PROBLEM DETAILS. Extract the data exactly, missing nothing.

[Begin]

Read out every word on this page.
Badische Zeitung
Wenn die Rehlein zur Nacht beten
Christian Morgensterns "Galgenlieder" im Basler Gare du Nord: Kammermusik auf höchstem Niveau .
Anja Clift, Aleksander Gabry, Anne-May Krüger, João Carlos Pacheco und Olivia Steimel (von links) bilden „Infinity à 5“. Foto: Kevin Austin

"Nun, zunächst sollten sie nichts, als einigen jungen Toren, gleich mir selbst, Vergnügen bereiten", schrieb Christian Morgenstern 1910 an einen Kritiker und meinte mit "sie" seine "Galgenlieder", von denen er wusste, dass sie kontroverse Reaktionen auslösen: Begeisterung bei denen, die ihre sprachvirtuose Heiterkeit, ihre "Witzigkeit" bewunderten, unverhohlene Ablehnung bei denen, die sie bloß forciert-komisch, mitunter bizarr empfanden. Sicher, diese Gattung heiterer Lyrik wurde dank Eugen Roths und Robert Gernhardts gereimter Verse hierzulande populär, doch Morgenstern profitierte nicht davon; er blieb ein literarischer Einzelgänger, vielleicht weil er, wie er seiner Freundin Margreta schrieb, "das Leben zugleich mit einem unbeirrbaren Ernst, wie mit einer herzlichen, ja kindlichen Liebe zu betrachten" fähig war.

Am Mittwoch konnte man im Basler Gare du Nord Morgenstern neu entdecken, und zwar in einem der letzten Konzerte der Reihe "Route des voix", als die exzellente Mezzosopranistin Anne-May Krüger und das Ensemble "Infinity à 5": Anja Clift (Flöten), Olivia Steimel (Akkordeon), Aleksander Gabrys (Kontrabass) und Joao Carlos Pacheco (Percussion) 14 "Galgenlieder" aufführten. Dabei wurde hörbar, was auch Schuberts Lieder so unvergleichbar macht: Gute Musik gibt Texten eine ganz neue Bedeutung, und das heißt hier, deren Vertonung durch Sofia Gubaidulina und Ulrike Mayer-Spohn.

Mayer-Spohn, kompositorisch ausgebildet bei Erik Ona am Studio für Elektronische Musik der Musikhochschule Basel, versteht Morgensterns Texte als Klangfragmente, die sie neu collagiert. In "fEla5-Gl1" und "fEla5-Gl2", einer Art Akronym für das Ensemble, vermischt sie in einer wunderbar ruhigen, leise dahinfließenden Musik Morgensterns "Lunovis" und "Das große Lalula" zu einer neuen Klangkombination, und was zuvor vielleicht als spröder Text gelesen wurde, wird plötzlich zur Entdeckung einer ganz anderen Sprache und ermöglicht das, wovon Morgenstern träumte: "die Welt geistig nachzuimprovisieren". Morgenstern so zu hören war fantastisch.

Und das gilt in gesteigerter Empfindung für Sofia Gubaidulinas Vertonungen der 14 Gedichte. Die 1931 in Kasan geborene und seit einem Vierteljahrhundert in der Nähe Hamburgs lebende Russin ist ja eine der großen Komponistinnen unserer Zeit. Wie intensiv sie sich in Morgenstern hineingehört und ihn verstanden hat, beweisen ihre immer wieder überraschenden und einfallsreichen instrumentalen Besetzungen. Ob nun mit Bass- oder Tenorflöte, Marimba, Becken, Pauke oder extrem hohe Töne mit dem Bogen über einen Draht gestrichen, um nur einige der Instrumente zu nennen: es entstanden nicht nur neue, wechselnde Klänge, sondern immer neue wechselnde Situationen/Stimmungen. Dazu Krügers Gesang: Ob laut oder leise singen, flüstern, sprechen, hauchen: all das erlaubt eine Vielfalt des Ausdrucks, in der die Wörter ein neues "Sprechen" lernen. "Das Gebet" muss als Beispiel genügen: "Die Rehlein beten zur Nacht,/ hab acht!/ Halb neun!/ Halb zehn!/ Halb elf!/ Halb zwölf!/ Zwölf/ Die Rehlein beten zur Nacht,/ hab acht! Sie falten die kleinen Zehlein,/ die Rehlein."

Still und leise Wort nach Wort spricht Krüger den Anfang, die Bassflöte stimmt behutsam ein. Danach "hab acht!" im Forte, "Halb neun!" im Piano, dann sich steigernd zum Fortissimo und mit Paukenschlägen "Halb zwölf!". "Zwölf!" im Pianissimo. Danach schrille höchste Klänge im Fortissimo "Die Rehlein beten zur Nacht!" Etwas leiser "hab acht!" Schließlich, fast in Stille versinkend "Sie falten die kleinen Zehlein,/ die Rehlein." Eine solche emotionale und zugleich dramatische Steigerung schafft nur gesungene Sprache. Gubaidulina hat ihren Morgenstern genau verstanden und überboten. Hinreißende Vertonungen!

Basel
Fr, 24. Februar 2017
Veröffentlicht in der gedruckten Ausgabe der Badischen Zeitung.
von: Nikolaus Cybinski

[End]

WRITTEN ANSWER.
Read out every word on this page.
Badische Zeitung
Wenn die Rehlein zur Nacht beten
Christian Morgensterns "Galgenlieder" im Basler Gare du Nord: Kammermusik auf höchstem Niveau .
Anja Clift, Aleksander Gabry, Anne-May Krüger, João Carlos Pacheco und Olivia Steimel (von links) bilden „Infinity à 5“. Foto: Kevin Austin

"Nun, zunächst sollten sie nichts, als einigen jungen Toren, gleich mir selbst, Vergnügen bereiten", schrieb Christian Morgenstern 1910 an einen Kritiker und meinte mit "sie" seine "Galgenlieder", von denen er wusste, dass sie kontroverse Reaktionen auslösen: Begeisterung bei denen, die ihre sprachvirtuose Heiterkeit, ihre "Witzigkeit" bewunderten, unverhohlene Ablehnung bei denen, die sie bloß forciert-komisch, mitunter bizarr empfanden. Sicher, diese Gattung heiterer Lyrik wurde dank Eugen Roths und Robert Gernhardts gereimter Verse hierzulande populär, doch Morgenstern profitierte nicht davon; er blieb ein literarischer Einzelgänger, vielleicht weil er, wie er seiner Freundin Margreta schrieb, "das Leben zugleich mit einem unbeirrbaren Ernst, wie mit einer herzlichen, ja kindlichen Liebe zu betrachten" fähig war.

Am Mittwoch konnte man im Basler Gare du Nord Morgenstern neu entdecken, und zwar in einem der letzten Konzerte der Reihe "Route des voix", als die exzellente Mezzosopranistin Anne-May Krüger und das Ensemble "Infinity à 5": Anja Clift (Flöten), Olivia Steimel (Akkordeon), Aleksander Gabrys (Kontrabass) und Joao Carlos Pacheco (Percussion) 14 "Galgenlieder" aufführten. Dabei wurde hörbar, was auch Schuberts Lieder so unvergleichbar macht: Gute Musik gibt Texten eine ganz neue Bedeutung, und das heißt hier, deren Vertonung durch Sofia Gubaidulina und Ulrike Mayer-Spohn.

Mayer-Spohn, kompositorisch ausgebildet bei Erik Ona am Studio für Elektronische Musik der Musikhochschule Basel, versteht Morgensterns Texte als Klangfragmente, die sie neu collagiert. In "fEla5-Gl1" und "fEla5-Gl2", einer Art Akronym für das Ensemble, vermischt sie in einer wunderbar ruhigen, leise dahinfließenden Musik Morgensterns "Lunovis" und "Das große Lalula" zu einer neuen Klangkombination, und was zuvor vielleicht als spröder Text gelesen wurde, wird plötzlich zur Entdeckung einer ganz anderen Sprache und ermöglicht das, wovon Morgenstern träumte: "die Welt geistig nachzuimprovisieren". Morgenstern so zu hören war fantastisch.

Und das gilt in gesteigerter Empfindung für Sofia Gubaidulinas Vertonungen der 14 Gedichte. Die 1931 in Kasan geborene und seit einem Vierteljahrhundert in der Nähe Hamburgs lebende Russin ist ja eine der großen Komponistinnen unserer Zeit. Wie intensiv sie sich in Morgenstern hineingehört und ihn verstanden hat, beweisen ihre immer wieder überraschenden und einfallsreichen instrumentalen Besetzungen. Ob nun mit Bass- oder Tenorflöte, Marimba, Becken, Pauke oder extrem hohe Töne mit dem Bogen über einen Draht gestrichen, um nur einige der Instrumente zu nennen: es entstanden nicht nur neue, wechselnde Klänge, sondern immer neue wechselnde Situationen/Stimmungen. Dazu Krügers Gesang: Ob laut oder leise singen, flüstern, sprechen, hauchen: all das erlaubt eine Vielfalt des Ausdrucks, in der die Wörter ein neues "Sprechen" lernen. "Das Gebet" muss als Beispiel genügen: "Die Rehlein beten zur Nacht,/ hab acht!/ Halb neun!/ Halb zehn!/ Halb elf!/ Halb zwölf!/ Zwölf/ Die Rehlein beten zur Nacht,/ hab acht! Sie falten die kleinen Zehlein,/ die Rehlein."

Still und leise Wort nach Wort spricht Krüger den Anfang, die Bassflöte stimmt behutsam ein. Danach "hab acht!" im Forte, "Halb neun!" im Piano, dann sich steigernd zum Fortissimo und mit Paukenschlägen "Halb zwölf!". "Zwölf!" im Pianissimo. Danach schrille höchste Klänge im Fortissimo "Die Rehlein beten zur Nacht!" Etwas leiser "hab acht!" Schließlich, fast in Stille versinkend "Sie falten die kleinen Zehlein,/ die Rehlein." Eine solche emotionale und zugleich dramatische Steigerung schafft nur gesungene Sprache. Gubaidulina hat ihren Morgenstern genau verstanden und überboten. Hinreißende Vertonungen!

Basel
Fr, 24. Februar 2017
Veröffentlicht in der gedruckten Ausgabe der Badischen Zeitung.
von: Nikolaus Cybinski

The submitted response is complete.